▸ **STATED GOAL**
Put each line of the rows below into a Markdown table with the columns Number and Entry, skipping blank lines and leaving out the pictures.

-=-=-=-=-

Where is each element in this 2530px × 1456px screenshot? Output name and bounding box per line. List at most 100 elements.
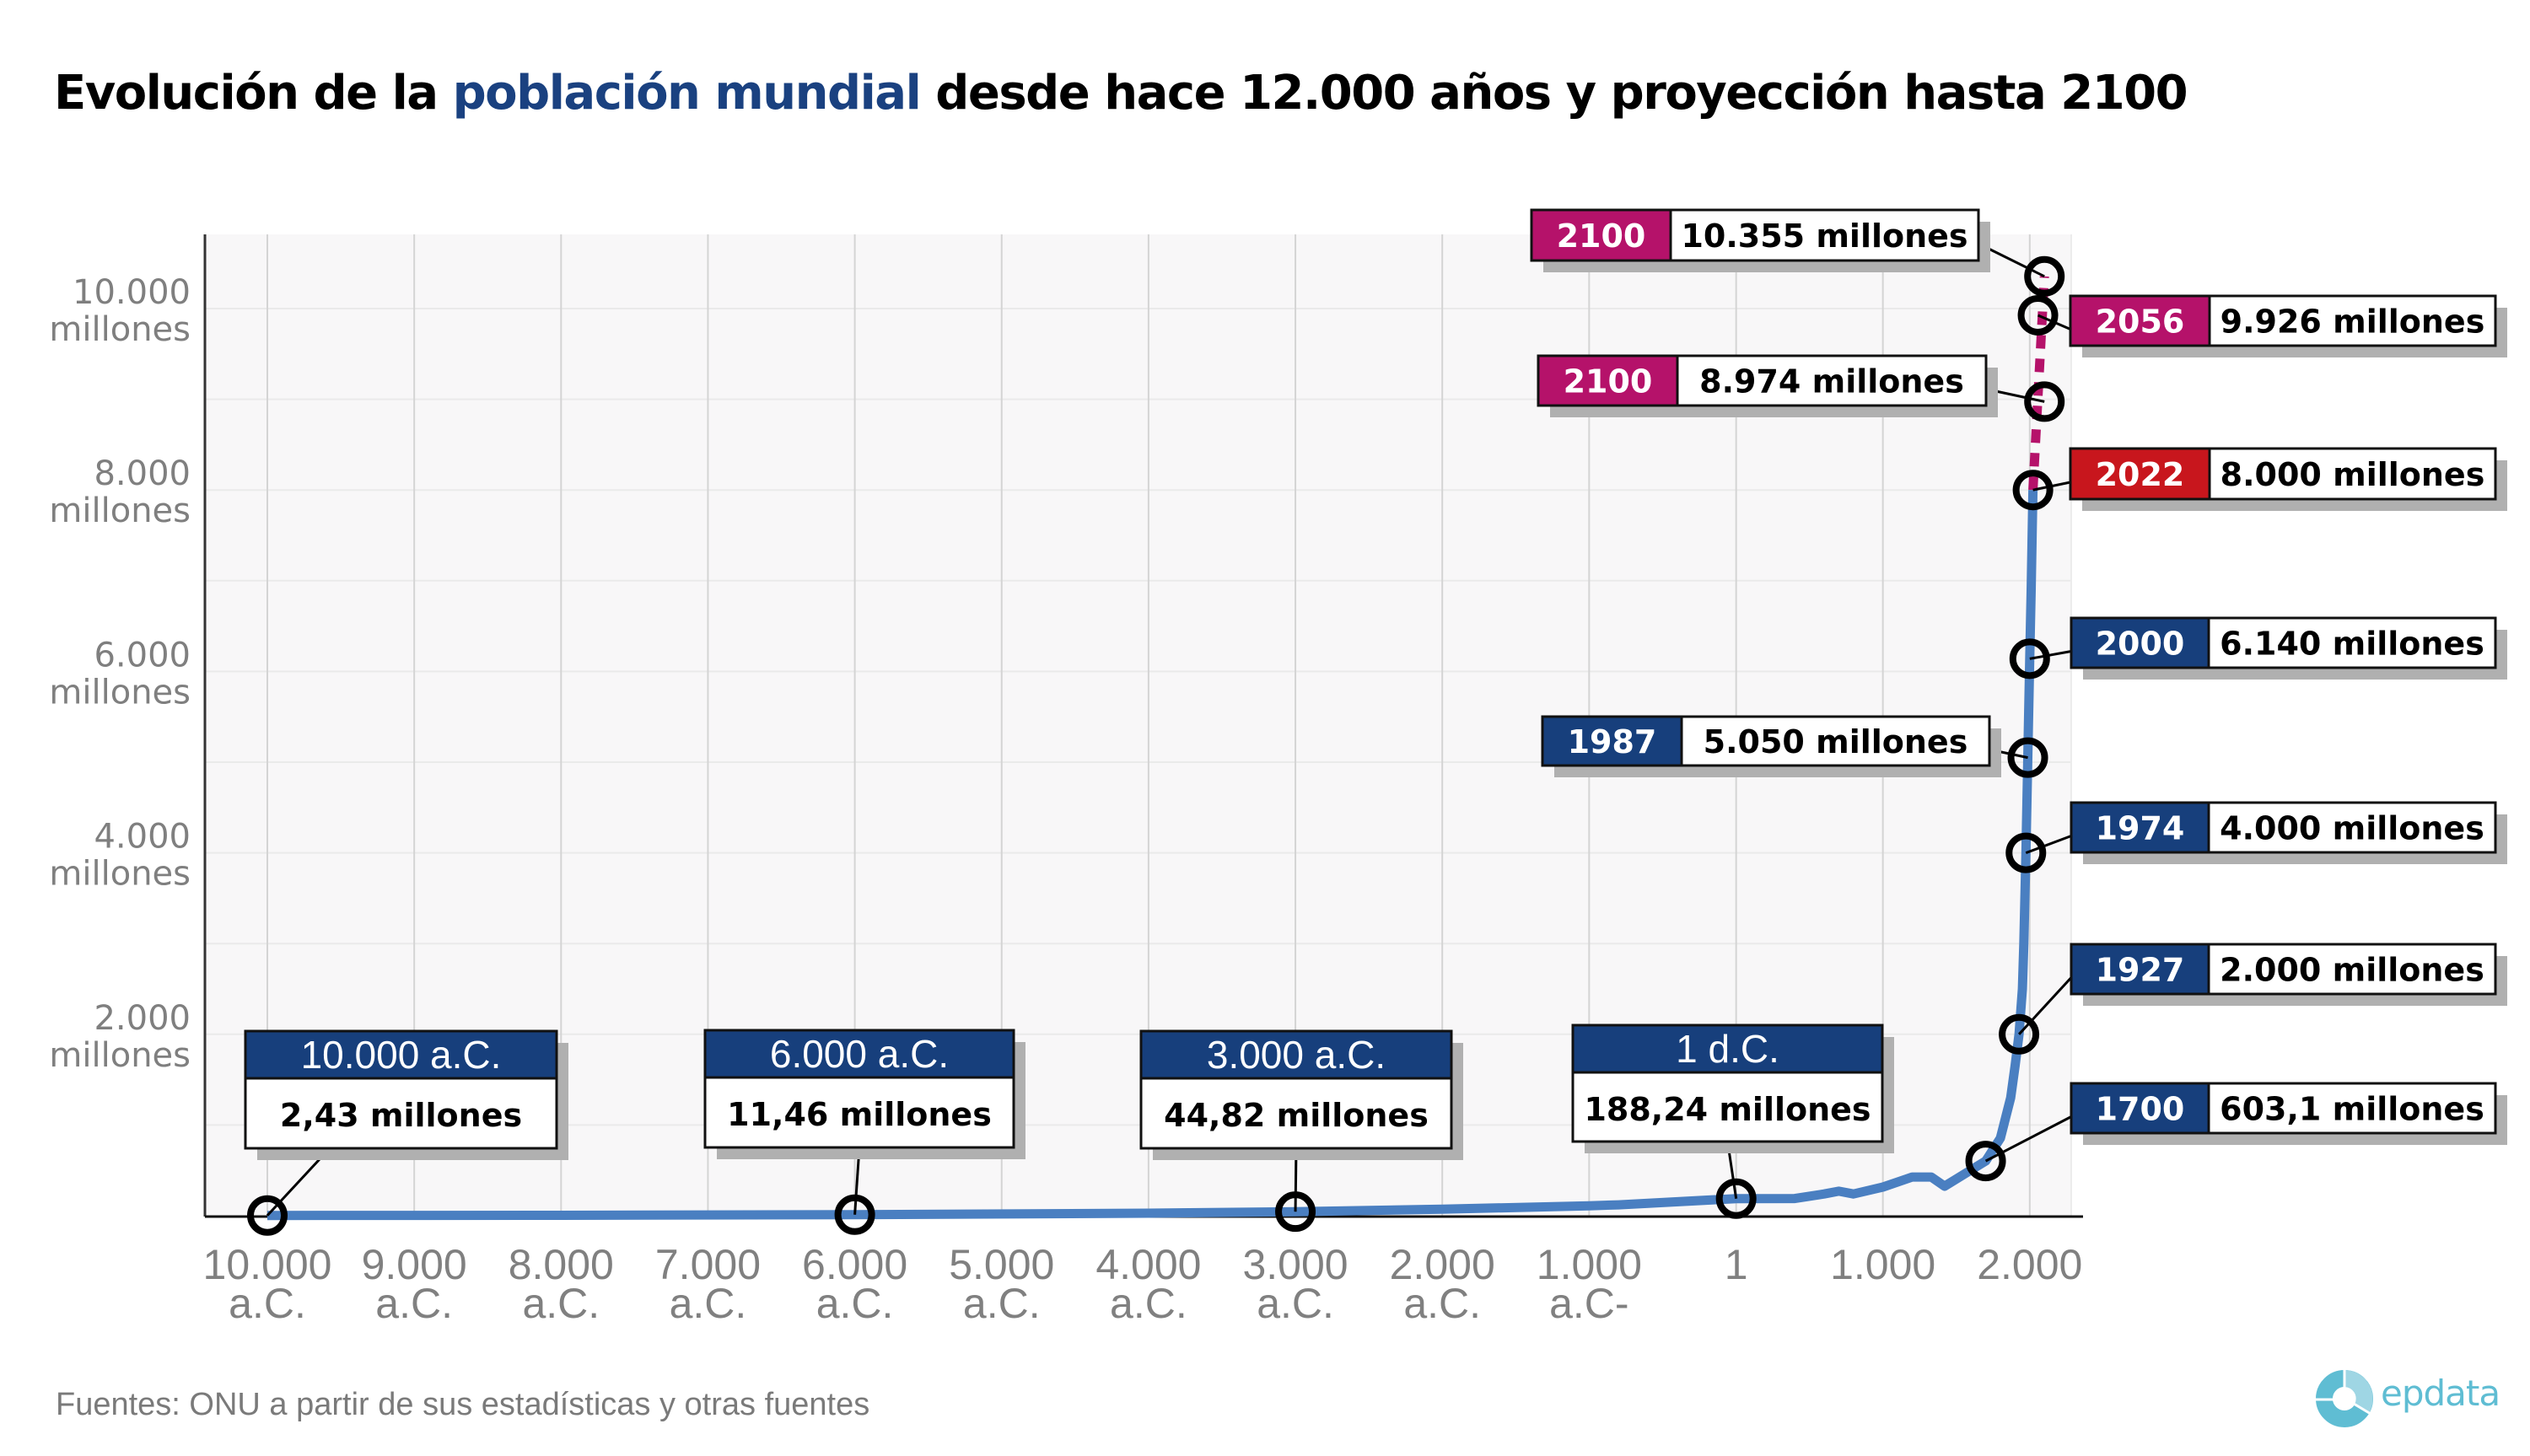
y-tick-unit: millones [49, 492, 191, 530]
annotation-year: 2100 [1564, 363, 1653, 400]
annotation-value: 8.974 millones [1699, 363, 1964, 400]
data-point-marker [2012, 470, 2054, 511]
x-tick-era: a.C. [522, 1280, 600, 1327]
y-tick-label: 2.000 millones [49, 999, 191, 1075]
x-tick-era: a.C- [1549, 1280, 1628, 1327]
annotation-value: 9.926 millones [2220, 304, 2485, 341]
x-tick-label: 9.000 a.C. [362, 1241, 467, 1327]
annotation-connector [2029, 650, 2072, 660]
annotation-p2100low: 2100 8.974 millones [1537, 354, 2065, 422]
annotation-value: 11,46 millones [727, 1096, 992, 1133]
annotation-header: 6.000 a.C. [770, 1032, 949, 1076]
x-tick-label: 6.000 a.C. [802, 1241, 907, 1327]
data-point-marker [1999, 1013, 2040, 1055]
annotation-year: 2022 [2096, 456, 2185, 493]
annotation-year: 1927 [2096, 952, 2185, 989]
y-tick-label: 8.000 millones [49, 454, 191, 530]
x-tick-era: a.C. [229, 1280, 306, 1327]
x-tick-era: a.C. [816, 1280, 894, 1327]
annotation-header-box [244, 1029, 558, 1080]
annotation-value-box [1571, 1071, 1884, 1143]
annotation-value: 2.000 millones [2220, 952, 2484, 989]
annotation-year-box [1541, 715, 1683, 767]
annotation-bc3000: 3.000 a.C. 44,82 millones [1139, 1029, 1463, 1233]
annotation-connector [2025, 835, 2072, 855]
x-tick-era: a.C. [1257, 1280, 1334, 1327]
annotation-y2022: 2022 8.000 millones [2012, 447, 2507, 511]
annotation-year: 2100 [1557, 218, 1646, 255]
y-tick-label: 4.000 millones [49, 818, 191, 894]
annotation-value-box [244, 1077, 558, 1150]
annotation-y1927: 1927 2.000 millones [1999, 943, 2507, 1055]
annotation-value: 8.000 millones [2220, 456, 2485, 493]
y-tick-value: 6.000 [94, 636, 191, 674]
source-note: Fuentes: ONU a partir de sus estadística… [56, 1387, 870, 1422]
data-point-marker [2024, 255, 2065, 297]
chart-title: Evolución de la población mundial desde … [54, 66, 2188, 121]
annotation-header: 3.000 a.C. [1207, 1033, 1386, 1077]
data-point-marker [1965, 1141, 2006, 1182]
x-tick-label: 3.000 a.C. [1242, 1241, 1348, 1327]
x-tick-label: 2.000 [1977, 1241, 2082, 1288]
x-tick-value: 2.000 [1977, 1241, 2082, 1288]
annotation-value: 188,24 millones [1584, 1091, 1871, 1128]
title-suffix: desde hace 12.000 años y proyección hast… [920, 66, 2188, 121]
data-point-marker [834, 1194, 875, 1235]
x-tick-value: 4.000 [1095, 1241, 1201, 1288]
y-tick-label: 6.000 millones [49, 636, 191, 712]
annotation-value: 4.000 millones [2220, 810, 2484, 847]
annotation-value-box [1139, 1077, 1453, 1150]
annotation-year: 1700 [2096, 1091, 2185, 1128]
x-tick-label: 1.000 [1830, 1241, 1935, 1288]
epdata-logo[interactable]: epdata [2315, 1366, 2509, 1433]
y-tick-value: 10.000 [73, 273, 191, 312]
annotation-year: 1987 [1568, 723, 1657, 760]
x-tick-era: a.C. [1403, 1280, 1481, 1327]
y-tick-unit: millones [49, 673, 191, 712]
annotation-value: 2,43 millones [280, 1097, 522, 1134]
annotation-year: 2000 [2096, 626, 2185, 663]
title-highlight: población mundial [452, 66, 922, 121]
annotation-header: 10.000 a.C. [301, 1033, 502, 1077]
annotation-year-box [2069, 294, 2211, 347]
annotation-year-box [2070, 616, 2210, 669]
data-point-marker [247, 1195, 288, 1236]
annotation-year: 2056 [2096, 304, 2185, 341]
x-axis-ticks: 10.000 a.C.9.000 a.C.8.000 a.C.7.000 a.C.6.0… [203, 1241, 2083, 1327]
title-prefix: Evolución de la [54, 66, 453, 121]
x-tick-value: 1 [1725, 1241, 1748, 1288]
x-tick-value: 1.000 [1830, 1241, 1935, 1288]
annotation-bc6000: 6.000 a.C. 11,46 millones [703, 1029, 1025, 1235]
y-tick-label: 10.000 millones [49, 273, 191, 349]
x-tick-label: 1.000 a.C- [1537, 1241, 1642, 1327]
annotation-y1987: 1987 5.050 millones [1541, 715, 2048, 778]
data-point-marker [2007, 737, 2048, 778]
x-tick-value: 2.000 [1390, 1241, 1495, 1288]
x-tick-value: 9.000 [362, 1241, 467, 1288]
data-point-marker [1275, 1191, 1316, 1233]
x-tick-value: 8.000 [509, 1241, 614, 1288]
x-tick-era: a.C. [375, 1280, 453, 1327]
data-point-marker [2005, 832, 2047, 873]
y-tick-unit: millones [49, 855, 191, 894]
x-tick-value: 10.000 [203, 1241, 332, 1288]
x-tick-label: 1 [1725, 1241, 1748, 1288]
annotation-header-box [1571, 1023, 1884, 1074]
x-tick-value: 1.000 [1537, 1241, 1642, 1288]
data-point-marker [2017, 294, 2059, 336]
annotation-value: 10.355 millones [1681, 218, 1967, 255]
data-point-marker [2009, 638, 2050, 680]
series-line-historical [266, 490, 2038, 1221]
y-tick-value: 4.000 [94, 818, 191, 857]
annotation-p2100high: 2100 10.355 millones [1530, 208, 2065, 297]
annotation-y2000: 2000 6.140 millones [2009, 616, 2507, 680]
annotation-y1974: 1974 4.000 millones [2005, 801, 2507, 873]
annotation-value: 6.140 millones [2220, 626, 2484, 663]
x-tick-value: 3.000 [1242, 1241, 1348, 1288]
data-point-marker [2024, 381, 2065, 422]
x-tick-value: 7.000 [655, 1241, 761, 1288]
annotation-header-box [1139, 1029, 1453, 1080]
annotations-layer: 10.000 a.C. 2,43 millones 6.000 a.C. 11,46 … [244, 208, 2507, 1236]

-=-=-=-=-

▸ **THE ANSWER**
| Number | Entry |
|---|---|
| 1 | Where is each element in this 2530px × 1456px screenshot? Output name and bounding box per line. List at most 100 elements. |
| 2 | y-tick-unit: millones [49, 492, 191, 530] |
| 3 | annotation-year: 2100 [1564, 363, 1653, 400] |
| 4 | annotation-value: 8.974 millones [1699, 363, 1964, 400] |
| 5 | data-point-marker [2012, 470, 2054, 511] |
| 6 | x-tick-era: a.C. [522, 1280, 600, 1327] |
| 7 | y-tick-label: 2.000 millones [49, 999, 191, 1075] |
| 8 | x-tick-era: a.C- [1549, 1280, 1628, 1327] |
| 9 | annotation-value: 9.926 millones [2220, 304, 2485, 341] |
| 10 | x-tick-label: 9.000 a.C. [362, 1241, 467, 1327] |
| 11 | annotation-connector [2029, 650, 2072, 660] |
| 12 | annotation-p2100low: 2100 8.974 millones [1537, 354, 2065, 422] |
| 13 | annotation-value: 11,46 millones [727, 1096, 992, 1133] |
| 14 | annotation-header: 6.000 a.C. [770, 1032, 949, 1076] |
| 15 | x-tick-label: 6.000 a.C. [802, 1241, 907, 1327] |
| 16 | data-point-marker [1999, 1013, 2040, 1055] |
| 17 | annotation-year: 2022 [2096, 456, 2185, 493] |
| 18 | annotation-year: 1927 [2096, 952, 2185, 989] |
| 19 | y-tick-label: 8.000 millones [49, 454, 191, 530] |
| 20 | x-tick-era: a.C. [229, 1280, 306, 1327] |
| 21 | x-tick-era: a.C. [816, 1280, 894, 1327] |
| 22 | annotation-header-box [244, 1029, 558, 1080] |
| 23 | annotation-value-box [1571, 1071, 1884, 1143] |
| 24 | annotation-value: 2.000 millones [2220, 952, 2484, 989] |
| 25 | annotation-year-box [1541, 715, 1683, 767] |
| 26 | annotation-bc3000: 3.000 a.C. 44,82 millones [1139, 1029, 1463, 1233] |
| 27 | annotation-connector [2025, 835, 2072, 855] |
| 28 | x-tick-era: a.C. [1257, 1280, 1334, 1327] |
| 29 | annotation-y2022: 2022 8.000 millones [2012, 447, 2507, 511] |
| 30 | annotation-year: 2100 [1557, 218, 1646, 255] |
| 31 | y-tick-label: 4.000 millones [49, 818, 191, 894] |
| 32 | annotation-value-box [244, 1077, 558, 1150] |
| 33 | annotation-y1927: 1927 2.000 millones [1999, 943, 2507, 1055] |
| 34 | annotation-value: 8.000 millones [2220, 456, 2485, 493] |
| 35 | y-tick-value: 6.000 [94, 636, 191, 674] |
| 36 | source-note: Fuentes: ONU a partir de sus estadística… [56, 1387, 870, 1422] |
| 37 | data-point-marker [2024, 255, 2065, 297] |
| 38 | chart-title: Evolución de la población mundial desde … [54, 66, 2188, 121] |
| 39 | annotation-header: 3.000 a.C. [1207, 1033, 1386, 1077] |
| 40 | data-point-marker [1965, 1141, 2006, 1182] |
| 41 | x-tick-label: 3.000 a.C. [1242, 1241, 1348, 1327] |
| 42 | x-tick-label: 2.000 [1977, 1241, 2082, 1288] |
| 43 | x-tick-value: 2.000 [1977, 1241, 2082, 1288] |
| 44 | annotation-value: 188,24 millones [1584, 1091, 1871, 1128] |
| 45 | title-suffix: desde hace 12.000 años y proyección hast… [920, 66, 2188, 121] |
| 46 | data-point-marker [834, 1194, 875, 1235] |
| 47 | x-tick-value: 4.000 [1095, 1241, 1201, 1288] |
| 48 | y-tick-label: 6.000 millones [49, 636, 191, 712] |
| 49 | annotation-value: 4.000 millones [2220, 810, 2484, 847] |
| 50 | annotation-value-box [1139, 1077, 1453, 1150] |
| 51 | annotation-year: 1700 [2096, 1091, 2185, 1128] |
| 52 | x-tick-label: 1.000 [1830, 1241, 1935, 1288] |
| 53 | epdata-logo[interactable]: epdata [2315, 1366, 2509, 1433] |
| 54 | y-tick-value: 10.000 [73, 273, 191, 312] |
| 55 | annotation-year: 1987 [1568, 723, 1657, 760] |
| 56 | x-tick-era: a.C. [1403, 1280, 1481, 1327] |
| 57 | y-tick-unit: millones [49, 673, 191, 712] |
| 58 | annotation-value: 2,43 millones [280, 1097, 522, 1134] |
| 59 | annotation-year: 2000 [2096, 626, 2185, 663] |
| 60 | title-highlight: población mundial [452, 66, 922, 121] |
| 61 | annotation-header: 10.000 a.C. [301, 1033, 502, 1077] |
| 62 | annotation-year-box [2069, 294, 2211, 347] |
| 63 | annotation-year-box [2070, 616, 2210, 669] |
| 64 | data-point-marker [247, 1195, 288, 1236] |
| 65 | annotation-year: 2056 [2096, 304, 2185, 341] |
| 66 | x-axis-ticks: 10.000 a.C.9.000 a.C.8.000 a.C.7.000 a.C.6.0… [203, 1241, 2083, 1327] |
| 67 | title-prefix: Evolución de la [54, 66, 453, 121] |
| 68 | x-tick-value: 1 [1725, 1241, 1748, 1288] |
| 69 | x-tick-value: 1.000 [1830, 1241, 1935, 1288] |
| 70 | annotation-bc6000: 6.000 a.C. 11,46 millones [703, 1029, 1025, 1235] |
| 71 | y-tick-label: 10.000 millones [49, 273, 191, 349] |
| 72 | x-tick-label: 1.000 a.C- [1537, 1241, 1642, 1327] |
| 73 | annotation-y1987: 1987 5.050 millones [1541, 715, 2048, 778] |
| 74 | data-point-marker [2007, 737, 2048, 778] |
| 75 | x-tick-value: 2.000 [1390, 1241, 1495, 1288] |
| 76 | x-tick-value: 9.000 [362, 1241, 467, 1288] |
| 77 | data-point-marker [1275, 1191, 1316, 1233] |
| 78 | x-tick-value: 8.000 [509, 1241, 614, 1288] |
| 79 | x-tick-era: a.C. [375, 1280, 453, 1327] |
| 80 | data-point-marker [2005, 832, 2047, 873] |
| 81 | y-tick-unit: millones [49, 855, 191, 894] |
| 82 | x-tick-value: 10.000 [203, 1241, 332, 1288] |
| 83 | x-tick-label: 1 [1725, 1241, 1748, 1288] |
| 84 | annotation-header-box [1571, 1023, 1884, 1074] |
| 85 | x-tick-value: 1.000 [1537, 1241, 1642, 1288] |
| 86 | data-point-marker [2017, 294, 2059, 336] |
| 87 | annotation-value: 10.355 millones [1681, 218, 1967, 255] |
| 88 | data-point-marker [2009, 638, 2050, 680] |
| 89 | series-line-historical [266, 490, 2038, 1221] |
| 90 | y-tick-value: 4.000 [94, 818, 191, 857] |
| 91 | annotation-p2100high: 2100 10.355 millones [1530, 208, 2065, 297] |
| 92 | annotation-y2000: 2000 6.140 millones [2009, 616, 2507, 680] |
| 93 | annotation-y1974: 1974 4.000 millones [2005, 801, 2507, 873] |
| 94 | annotation-value: 6.140 millones [2220, 626, 2484, 663] |
| 95 | x-tick-value: 3.000 [1242, 1241, 1348, 1288] |
| 96 | data-point-marker [2024, 381, 2065, 422] |
| 97 | x-tick-value: 7.000 [655, 1241, 761, 1288] |
| 98 | annotation-header-box [1139, 1029, 1453, 1080] |
| 99 | annotations-layer: 10.000 a.C. 2,43 millones 6.000 a.C. 11,46 … [244, 208, 2507, 1236] |